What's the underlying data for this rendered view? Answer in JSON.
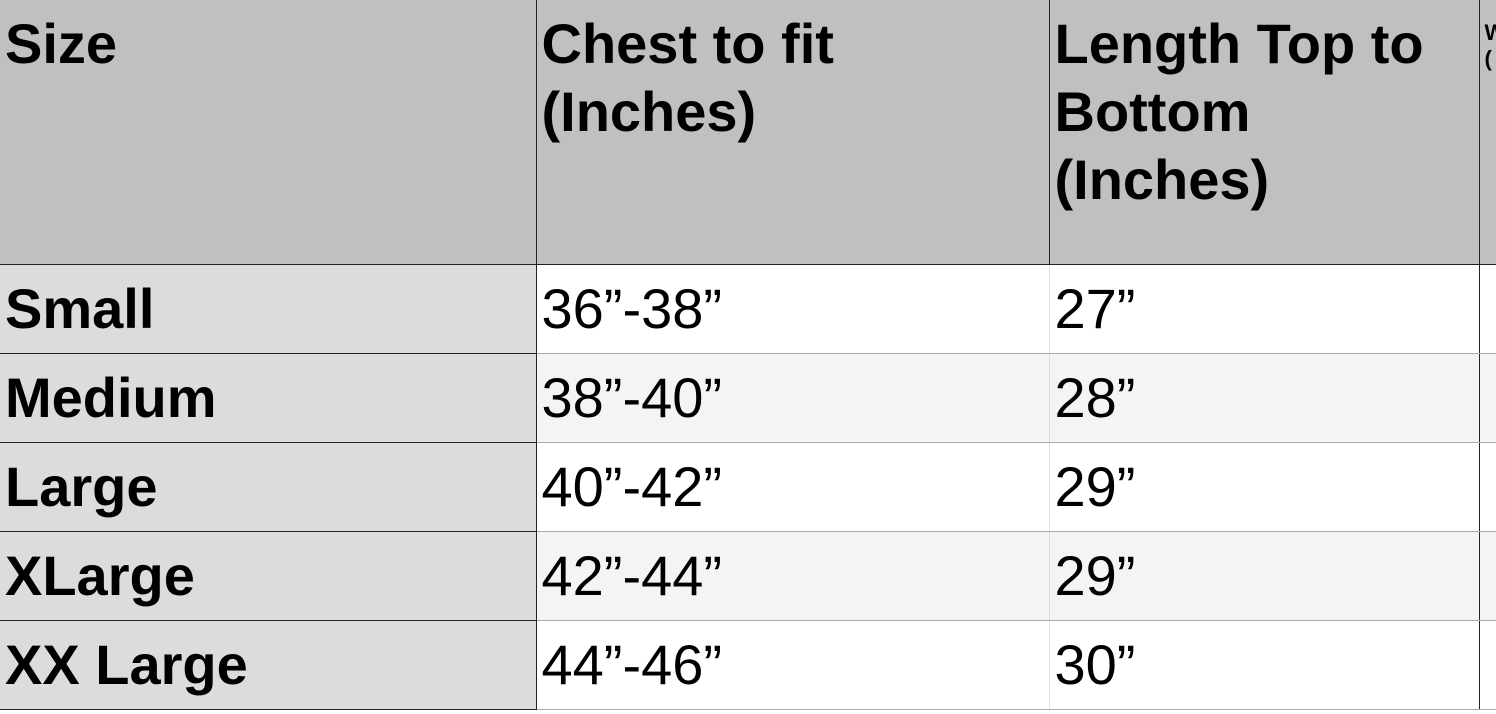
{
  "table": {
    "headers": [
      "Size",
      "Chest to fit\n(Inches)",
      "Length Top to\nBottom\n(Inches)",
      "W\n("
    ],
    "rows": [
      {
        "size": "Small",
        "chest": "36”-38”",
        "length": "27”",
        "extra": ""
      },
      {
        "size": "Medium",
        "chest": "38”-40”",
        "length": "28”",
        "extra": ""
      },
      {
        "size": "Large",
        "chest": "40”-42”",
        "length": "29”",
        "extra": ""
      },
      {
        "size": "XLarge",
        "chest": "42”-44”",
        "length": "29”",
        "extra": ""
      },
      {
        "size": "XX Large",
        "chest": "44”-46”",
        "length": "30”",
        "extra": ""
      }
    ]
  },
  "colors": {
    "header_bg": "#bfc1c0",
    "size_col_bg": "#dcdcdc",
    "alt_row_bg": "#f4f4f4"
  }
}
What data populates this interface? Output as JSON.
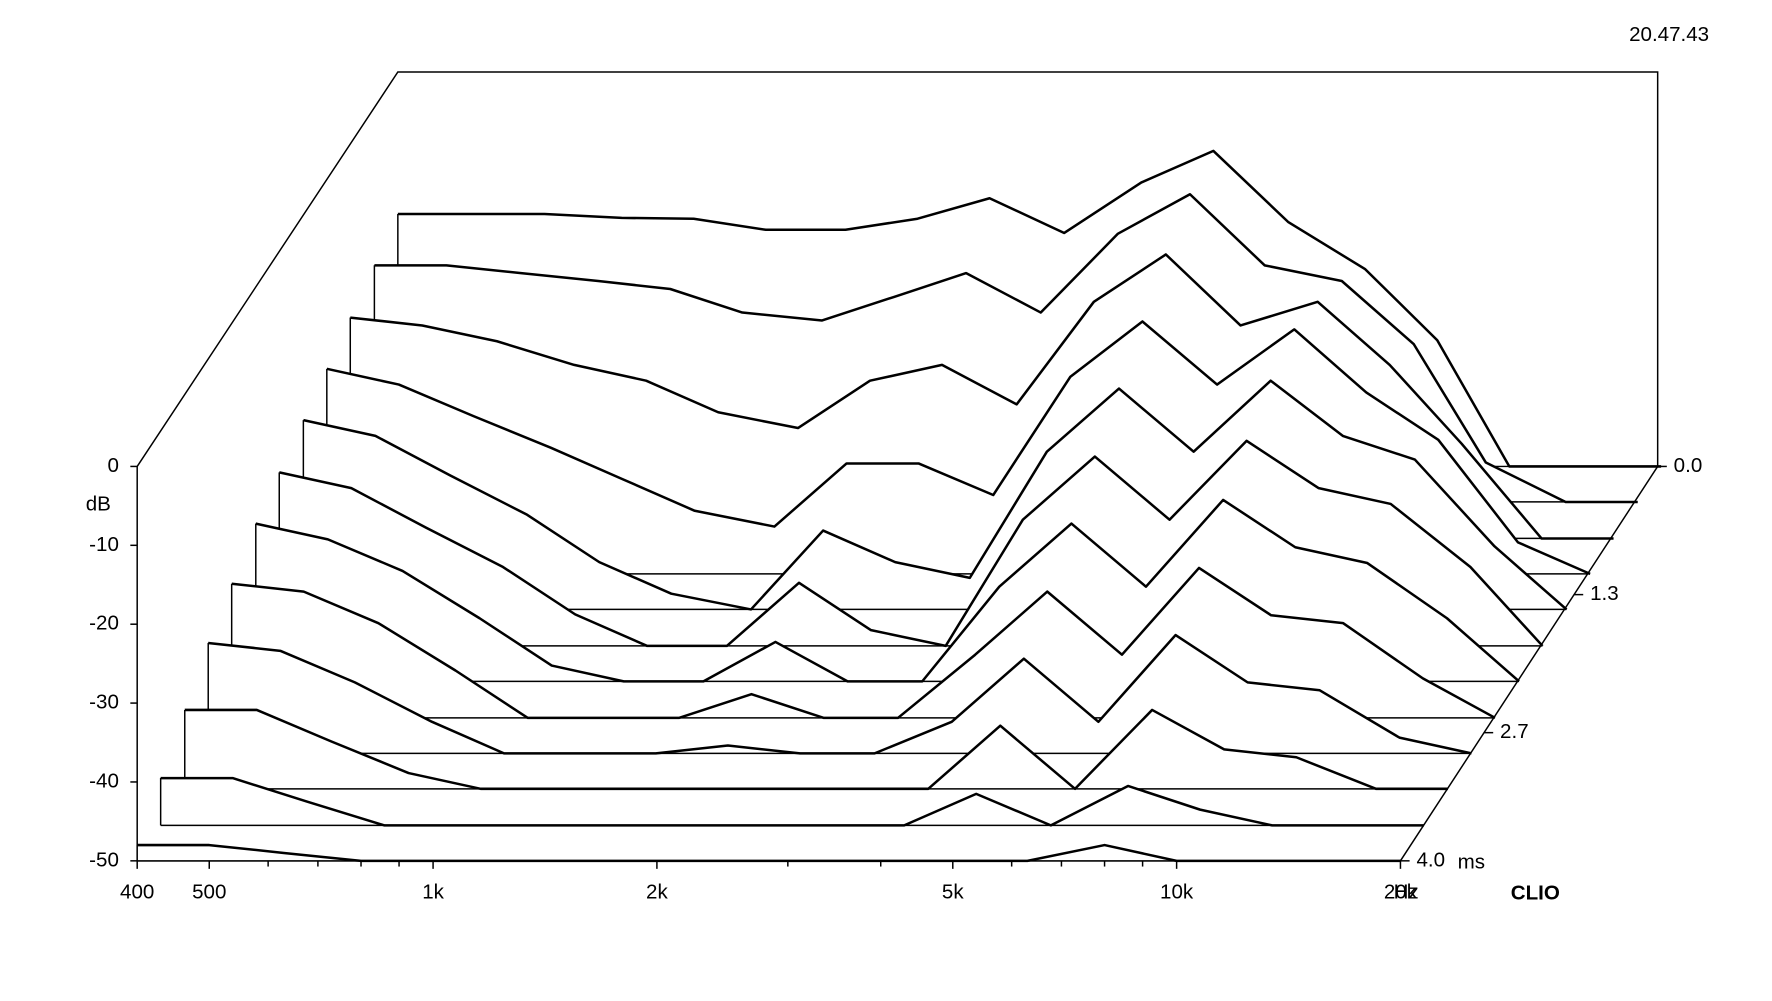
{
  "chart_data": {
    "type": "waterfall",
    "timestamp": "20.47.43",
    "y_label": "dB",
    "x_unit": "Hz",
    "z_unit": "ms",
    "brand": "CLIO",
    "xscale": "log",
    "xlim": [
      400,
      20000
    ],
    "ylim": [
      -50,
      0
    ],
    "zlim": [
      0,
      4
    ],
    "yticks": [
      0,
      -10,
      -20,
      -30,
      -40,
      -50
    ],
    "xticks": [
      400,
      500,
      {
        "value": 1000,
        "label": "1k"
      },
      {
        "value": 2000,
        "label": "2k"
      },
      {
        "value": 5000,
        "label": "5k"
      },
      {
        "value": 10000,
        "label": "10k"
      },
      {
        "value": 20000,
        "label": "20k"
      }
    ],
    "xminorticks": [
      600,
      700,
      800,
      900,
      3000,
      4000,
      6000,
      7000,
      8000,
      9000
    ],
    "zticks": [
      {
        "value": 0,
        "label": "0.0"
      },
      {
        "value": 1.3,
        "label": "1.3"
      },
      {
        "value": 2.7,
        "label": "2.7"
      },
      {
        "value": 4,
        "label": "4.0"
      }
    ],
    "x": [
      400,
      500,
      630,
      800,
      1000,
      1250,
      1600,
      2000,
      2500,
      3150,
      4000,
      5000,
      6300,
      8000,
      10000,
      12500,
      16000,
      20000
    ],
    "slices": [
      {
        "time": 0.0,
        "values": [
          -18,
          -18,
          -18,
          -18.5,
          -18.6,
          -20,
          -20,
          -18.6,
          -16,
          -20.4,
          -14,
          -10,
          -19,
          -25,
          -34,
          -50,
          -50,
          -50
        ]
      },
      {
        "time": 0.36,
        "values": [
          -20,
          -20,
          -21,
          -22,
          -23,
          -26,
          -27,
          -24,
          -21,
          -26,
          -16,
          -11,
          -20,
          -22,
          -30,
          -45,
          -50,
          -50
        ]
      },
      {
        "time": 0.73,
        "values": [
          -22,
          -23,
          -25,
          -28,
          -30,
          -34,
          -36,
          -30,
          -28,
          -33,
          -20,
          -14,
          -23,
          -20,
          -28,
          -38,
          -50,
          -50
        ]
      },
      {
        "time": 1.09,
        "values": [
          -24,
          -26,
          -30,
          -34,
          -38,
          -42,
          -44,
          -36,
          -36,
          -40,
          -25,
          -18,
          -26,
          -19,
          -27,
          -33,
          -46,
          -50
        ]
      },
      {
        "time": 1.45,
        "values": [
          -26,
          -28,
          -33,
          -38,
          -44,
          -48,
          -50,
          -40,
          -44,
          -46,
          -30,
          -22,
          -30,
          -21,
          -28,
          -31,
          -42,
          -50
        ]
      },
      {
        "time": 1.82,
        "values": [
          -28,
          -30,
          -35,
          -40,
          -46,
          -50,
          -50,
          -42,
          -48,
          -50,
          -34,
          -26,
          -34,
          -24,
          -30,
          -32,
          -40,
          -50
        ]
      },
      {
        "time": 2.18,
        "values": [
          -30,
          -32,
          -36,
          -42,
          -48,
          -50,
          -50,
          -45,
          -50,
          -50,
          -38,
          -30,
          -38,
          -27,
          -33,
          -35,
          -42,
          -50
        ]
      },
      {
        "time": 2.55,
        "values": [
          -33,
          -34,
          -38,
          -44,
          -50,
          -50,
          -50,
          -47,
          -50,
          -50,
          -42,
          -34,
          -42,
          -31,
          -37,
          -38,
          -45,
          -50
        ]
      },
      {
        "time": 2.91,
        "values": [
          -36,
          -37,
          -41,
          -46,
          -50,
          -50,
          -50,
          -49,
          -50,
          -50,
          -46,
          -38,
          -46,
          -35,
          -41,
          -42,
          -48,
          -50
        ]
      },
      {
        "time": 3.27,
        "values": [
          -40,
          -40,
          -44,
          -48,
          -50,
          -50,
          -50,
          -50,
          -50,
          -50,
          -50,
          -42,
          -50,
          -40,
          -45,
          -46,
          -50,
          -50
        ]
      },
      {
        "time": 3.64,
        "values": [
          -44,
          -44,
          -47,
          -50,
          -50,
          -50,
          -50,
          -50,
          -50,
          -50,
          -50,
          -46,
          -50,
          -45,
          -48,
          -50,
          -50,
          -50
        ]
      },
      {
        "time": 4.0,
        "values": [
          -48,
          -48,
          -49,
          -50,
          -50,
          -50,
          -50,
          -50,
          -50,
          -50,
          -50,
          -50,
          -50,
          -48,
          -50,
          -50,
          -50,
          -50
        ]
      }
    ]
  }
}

....

# WORK REQUIRED:
Collect every line with the string "this" from the records, and copy each.

# SOLVED PROBLEM:
What's the underlying data for this rendered view? Answer in JSON.
What data populates this interface? Output as JSON.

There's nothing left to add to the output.